WHAT NEEDS TO BE DONE →
Go through the listing beneath this task and return every line that carries the string "region".

DATA ENTRIES →
______

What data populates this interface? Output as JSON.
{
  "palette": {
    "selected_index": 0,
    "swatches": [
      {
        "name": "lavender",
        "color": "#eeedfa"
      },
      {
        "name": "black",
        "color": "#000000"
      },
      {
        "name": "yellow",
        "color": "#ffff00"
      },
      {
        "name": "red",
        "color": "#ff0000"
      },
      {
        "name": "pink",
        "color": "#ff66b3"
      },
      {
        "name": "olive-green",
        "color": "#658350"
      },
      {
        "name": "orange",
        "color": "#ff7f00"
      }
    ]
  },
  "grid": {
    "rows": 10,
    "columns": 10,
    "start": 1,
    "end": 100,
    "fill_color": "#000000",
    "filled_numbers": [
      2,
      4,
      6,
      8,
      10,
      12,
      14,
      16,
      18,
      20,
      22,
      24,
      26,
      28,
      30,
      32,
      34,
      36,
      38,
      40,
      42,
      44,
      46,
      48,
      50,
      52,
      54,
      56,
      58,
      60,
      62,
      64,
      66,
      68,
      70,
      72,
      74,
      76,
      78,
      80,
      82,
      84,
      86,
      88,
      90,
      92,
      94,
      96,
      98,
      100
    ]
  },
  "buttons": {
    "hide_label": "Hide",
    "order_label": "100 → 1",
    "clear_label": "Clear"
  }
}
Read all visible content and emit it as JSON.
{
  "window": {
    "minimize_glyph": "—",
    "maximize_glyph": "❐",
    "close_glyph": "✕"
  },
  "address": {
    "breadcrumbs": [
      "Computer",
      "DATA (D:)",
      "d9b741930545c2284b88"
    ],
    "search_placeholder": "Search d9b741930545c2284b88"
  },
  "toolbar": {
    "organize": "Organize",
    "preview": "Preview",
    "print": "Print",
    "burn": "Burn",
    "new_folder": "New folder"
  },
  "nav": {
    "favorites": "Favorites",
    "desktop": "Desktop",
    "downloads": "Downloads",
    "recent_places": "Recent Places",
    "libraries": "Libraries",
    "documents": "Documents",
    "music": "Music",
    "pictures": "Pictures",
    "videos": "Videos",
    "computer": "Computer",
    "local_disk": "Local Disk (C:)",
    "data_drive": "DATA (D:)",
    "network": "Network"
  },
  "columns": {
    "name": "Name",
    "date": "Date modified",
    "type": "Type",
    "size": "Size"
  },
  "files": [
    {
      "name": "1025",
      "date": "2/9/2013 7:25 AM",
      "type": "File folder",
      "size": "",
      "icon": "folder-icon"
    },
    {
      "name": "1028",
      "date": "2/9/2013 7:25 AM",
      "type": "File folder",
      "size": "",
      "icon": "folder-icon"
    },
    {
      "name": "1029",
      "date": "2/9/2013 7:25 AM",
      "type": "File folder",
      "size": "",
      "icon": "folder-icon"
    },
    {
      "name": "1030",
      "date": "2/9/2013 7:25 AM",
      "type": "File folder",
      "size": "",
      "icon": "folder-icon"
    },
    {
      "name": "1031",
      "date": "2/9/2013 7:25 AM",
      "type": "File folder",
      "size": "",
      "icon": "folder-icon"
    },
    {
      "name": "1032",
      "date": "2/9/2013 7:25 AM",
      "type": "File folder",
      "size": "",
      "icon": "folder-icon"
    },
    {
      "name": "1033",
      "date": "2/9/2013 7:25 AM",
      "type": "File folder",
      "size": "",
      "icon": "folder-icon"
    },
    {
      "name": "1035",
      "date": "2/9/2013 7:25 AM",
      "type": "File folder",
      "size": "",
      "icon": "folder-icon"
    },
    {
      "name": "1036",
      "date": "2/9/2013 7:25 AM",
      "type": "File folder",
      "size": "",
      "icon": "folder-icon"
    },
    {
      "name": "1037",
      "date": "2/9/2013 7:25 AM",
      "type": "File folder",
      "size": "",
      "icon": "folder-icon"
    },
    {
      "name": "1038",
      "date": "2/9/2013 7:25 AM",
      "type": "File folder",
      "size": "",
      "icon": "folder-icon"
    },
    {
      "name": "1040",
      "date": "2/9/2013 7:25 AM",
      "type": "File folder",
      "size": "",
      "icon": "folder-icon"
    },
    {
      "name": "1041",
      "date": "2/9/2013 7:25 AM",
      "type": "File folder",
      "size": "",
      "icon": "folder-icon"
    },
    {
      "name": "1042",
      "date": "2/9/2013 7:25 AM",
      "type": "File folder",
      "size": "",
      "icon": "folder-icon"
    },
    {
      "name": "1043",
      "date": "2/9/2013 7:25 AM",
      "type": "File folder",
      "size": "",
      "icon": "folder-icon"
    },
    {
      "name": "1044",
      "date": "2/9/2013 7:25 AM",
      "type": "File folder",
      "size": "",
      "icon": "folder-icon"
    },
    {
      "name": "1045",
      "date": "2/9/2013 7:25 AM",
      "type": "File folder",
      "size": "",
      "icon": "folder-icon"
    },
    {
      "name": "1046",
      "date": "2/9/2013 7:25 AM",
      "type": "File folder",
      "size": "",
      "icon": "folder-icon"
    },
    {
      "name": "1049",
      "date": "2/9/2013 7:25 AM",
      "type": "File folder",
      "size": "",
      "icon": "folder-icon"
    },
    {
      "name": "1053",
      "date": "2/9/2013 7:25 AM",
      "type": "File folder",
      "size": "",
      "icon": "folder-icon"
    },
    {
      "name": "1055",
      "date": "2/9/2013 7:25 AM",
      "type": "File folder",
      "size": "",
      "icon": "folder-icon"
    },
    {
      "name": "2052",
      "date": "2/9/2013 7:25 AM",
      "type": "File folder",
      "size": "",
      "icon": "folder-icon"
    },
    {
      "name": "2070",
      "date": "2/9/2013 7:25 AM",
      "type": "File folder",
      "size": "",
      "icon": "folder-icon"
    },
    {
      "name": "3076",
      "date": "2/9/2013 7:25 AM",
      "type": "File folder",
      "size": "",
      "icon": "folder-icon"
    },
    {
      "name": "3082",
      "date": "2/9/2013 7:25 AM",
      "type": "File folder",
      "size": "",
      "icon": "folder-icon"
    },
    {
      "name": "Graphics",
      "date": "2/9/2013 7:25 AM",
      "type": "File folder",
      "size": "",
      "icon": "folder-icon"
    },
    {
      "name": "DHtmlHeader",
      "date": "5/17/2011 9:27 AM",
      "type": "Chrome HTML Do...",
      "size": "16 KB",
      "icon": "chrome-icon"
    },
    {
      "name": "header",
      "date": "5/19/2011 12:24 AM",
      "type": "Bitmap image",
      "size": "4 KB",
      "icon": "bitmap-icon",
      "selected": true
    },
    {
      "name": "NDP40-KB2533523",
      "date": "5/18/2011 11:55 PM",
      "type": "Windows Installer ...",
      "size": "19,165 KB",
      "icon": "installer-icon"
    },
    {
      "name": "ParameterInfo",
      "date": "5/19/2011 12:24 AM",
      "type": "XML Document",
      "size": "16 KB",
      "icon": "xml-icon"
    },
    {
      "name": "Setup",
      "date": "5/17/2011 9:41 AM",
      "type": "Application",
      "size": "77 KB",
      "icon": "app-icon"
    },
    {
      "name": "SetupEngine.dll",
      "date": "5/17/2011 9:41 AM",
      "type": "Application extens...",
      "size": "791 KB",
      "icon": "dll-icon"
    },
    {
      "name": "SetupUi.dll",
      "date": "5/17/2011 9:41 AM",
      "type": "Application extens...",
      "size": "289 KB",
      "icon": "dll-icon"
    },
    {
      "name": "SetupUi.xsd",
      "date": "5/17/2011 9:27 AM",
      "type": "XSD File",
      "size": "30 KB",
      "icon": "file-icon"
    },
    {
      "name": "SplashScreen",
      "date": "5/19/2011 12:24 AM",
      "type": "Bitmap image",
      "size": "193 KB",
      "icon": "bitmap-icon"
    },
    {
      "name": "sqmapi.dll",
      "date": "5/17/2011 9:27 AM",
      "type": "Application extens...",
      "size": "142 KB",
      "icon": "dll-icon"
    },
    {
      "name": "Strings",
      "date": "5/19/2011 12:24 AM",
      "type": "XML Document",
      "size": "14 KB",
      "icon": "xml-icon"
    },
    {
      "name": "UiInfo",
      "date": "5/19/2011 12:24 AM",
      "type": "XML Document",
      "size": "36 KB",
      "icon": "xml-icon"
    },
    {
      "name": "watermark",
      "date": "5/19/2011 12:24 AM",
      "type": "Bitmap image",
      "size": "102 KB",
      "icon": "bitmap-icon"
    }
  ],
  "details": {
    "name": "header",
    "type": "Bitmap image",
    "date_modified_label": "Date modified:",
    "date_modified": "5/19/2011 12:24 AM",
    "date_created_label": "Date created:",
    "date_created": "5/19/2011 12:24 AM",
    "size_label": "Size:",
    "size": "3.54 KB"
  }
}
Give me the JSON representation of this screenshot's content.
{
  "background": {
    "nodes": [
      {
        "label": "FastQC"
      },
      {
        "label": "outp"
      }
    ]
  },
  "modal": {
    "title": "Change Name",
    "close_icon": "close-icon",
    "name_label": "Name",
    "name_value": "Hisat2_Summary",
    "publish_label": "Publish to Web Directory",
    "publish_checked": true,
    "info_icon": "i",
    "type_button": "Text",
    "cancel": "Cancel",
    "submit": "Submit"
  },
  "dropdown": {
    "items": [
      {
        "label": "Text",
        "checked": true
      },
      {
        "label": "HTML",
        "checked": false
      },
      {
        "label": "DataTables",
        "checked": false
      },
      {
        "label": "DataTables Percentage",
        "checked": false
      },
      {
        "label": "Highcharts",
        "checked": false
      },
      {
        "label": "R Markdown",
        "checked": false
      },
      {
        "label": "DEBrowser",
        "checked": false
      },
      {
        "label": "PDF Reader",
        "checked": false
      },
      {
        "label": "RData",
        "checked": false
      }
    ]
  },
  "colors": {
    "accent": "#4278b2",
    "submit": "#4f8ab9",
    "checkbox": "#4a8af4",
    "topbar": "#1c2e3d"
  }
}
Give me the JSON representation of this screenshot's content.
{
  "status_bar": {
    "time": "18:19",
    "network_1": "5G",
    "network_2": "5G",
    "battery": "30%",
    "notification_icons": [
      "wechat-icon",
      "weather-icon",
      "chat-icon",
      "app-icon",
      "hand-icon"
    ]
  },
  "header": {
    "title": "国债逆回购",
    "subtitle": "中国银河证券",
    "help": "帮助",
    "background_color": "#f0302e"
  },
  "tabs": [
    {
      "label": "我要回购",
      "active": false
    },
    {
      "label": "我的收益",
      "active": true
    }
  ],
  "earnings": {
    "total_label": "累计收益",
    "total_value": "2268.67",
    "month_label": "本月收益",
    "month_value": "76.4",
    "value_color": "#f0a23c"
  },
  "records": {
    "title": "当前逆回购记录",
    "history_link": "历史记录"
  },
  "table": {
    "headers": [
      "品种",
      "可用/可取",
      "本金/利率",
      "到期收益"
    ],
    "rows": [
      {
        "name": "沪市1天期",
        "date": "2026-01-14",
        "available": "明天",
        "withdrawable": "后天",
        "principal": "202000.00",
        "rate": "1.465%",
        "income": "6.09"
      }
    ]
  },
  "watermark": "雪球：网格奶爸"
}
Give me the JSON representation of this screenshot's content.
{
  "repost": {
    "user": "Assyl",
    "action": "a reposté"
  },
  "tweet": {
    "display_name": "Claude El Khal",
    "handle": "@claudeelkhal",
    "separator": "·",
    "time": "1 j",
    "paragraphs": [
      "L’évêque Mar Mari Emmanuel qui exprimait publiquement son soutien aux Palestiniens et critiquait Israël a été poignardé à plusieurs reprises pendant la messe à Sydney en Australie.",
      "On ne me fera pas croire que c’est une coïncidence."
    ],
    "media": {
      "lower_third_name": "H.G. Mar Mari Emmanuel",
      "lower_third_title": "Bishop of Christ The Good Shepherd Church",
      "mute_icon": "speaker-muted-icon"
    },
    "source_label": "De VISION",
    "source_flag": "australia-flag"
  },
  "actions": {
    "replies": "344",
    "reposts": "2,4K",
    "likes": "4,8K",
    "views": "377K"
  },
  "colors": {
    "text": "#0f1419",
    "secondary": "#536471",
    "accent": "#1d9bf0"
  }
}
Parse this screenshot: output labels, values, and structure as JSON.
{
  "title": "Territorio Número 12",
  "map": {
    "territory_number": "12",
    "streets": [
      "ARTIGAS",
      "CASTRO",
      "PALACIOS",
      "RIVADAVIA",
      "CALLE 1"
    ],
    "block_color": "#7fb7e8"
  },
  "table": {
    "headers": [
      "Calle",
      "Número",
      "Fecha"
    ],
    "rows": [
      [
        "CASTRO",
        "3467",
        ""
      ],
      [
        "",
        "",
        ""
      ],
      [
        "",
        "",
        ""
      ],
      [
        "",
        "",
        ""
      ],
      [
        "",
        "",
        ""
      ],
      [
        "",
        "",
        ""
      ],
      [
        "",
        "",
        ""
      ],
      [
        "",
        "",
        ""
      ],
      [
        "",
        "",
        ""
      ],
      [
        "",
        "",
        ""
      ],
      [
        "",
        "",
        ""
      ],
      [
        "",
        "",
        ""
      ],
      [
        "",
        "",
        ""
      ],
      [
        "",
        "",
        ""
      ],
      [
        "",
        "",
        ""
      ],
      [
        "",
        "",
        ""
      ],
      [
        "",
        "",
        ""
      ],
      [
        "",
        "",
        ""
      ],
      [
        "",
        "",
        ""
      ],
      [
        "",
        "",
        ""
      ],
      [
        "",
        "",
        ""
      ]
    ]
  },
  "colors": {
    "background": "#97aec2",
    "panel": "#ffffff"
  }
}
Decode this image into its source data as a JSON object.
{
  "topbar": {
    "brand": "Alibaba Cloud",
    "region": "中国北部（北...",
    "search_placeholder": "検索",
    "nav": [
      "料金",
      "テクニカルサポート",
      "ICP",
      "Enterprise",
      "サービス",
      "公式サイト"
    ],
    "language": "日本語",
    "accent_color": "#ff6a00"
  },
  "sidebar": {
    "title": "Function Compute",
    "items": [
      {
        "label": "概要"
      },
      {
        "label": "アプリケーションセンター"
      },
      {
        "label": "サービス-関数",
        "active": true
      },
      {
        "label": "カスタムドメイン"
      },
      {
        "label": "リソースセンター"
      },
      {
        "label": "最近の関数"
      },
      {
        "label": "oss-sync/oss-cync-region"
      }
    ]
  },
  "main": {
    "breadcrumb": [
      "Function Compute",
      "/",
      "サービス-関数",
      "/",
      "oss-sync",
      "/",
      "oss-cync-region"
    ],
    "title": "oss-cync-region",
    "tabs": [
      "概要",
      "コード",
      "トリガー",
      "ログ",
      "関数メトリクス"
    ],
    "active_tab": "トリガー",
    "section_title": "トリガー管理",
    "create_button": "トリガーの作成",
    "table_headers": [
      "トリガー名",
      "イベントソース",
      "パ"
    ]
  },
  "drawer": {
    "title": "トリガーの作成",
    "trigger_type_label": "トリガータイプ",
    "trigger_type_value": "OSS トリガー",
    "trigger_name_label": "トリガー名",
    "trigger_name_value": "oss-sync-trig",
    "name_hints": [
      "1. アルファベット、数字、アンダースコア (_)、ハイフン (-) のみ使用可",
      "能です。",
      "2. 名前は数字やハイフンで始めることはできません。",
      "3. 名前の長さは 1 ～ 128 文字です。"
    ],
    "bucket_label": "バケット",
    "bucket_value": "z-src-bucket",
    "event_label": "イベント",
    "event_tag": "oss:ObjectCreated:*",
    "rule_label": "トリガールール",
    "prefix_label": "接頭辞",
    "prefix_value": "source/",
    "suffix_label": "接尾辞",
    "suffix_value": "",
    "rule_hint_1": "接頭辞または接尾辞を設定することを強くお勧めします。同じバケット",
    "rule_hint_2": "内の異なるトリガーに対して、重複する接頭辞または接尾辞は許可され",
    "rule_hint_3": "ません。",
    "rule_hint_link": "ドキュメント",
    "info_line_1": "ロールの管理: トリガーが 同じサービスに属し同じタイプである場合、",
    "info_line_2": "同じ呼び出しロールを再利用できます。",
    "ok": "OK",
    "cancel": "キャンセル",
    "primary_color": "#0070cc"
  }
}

______

EXERCISE RESULT →
    "region": "中国北部（北...",
        "label": "oss-sync/oss-cync-region"
      "oss-cync-region"
    "title": "oss-cync-region",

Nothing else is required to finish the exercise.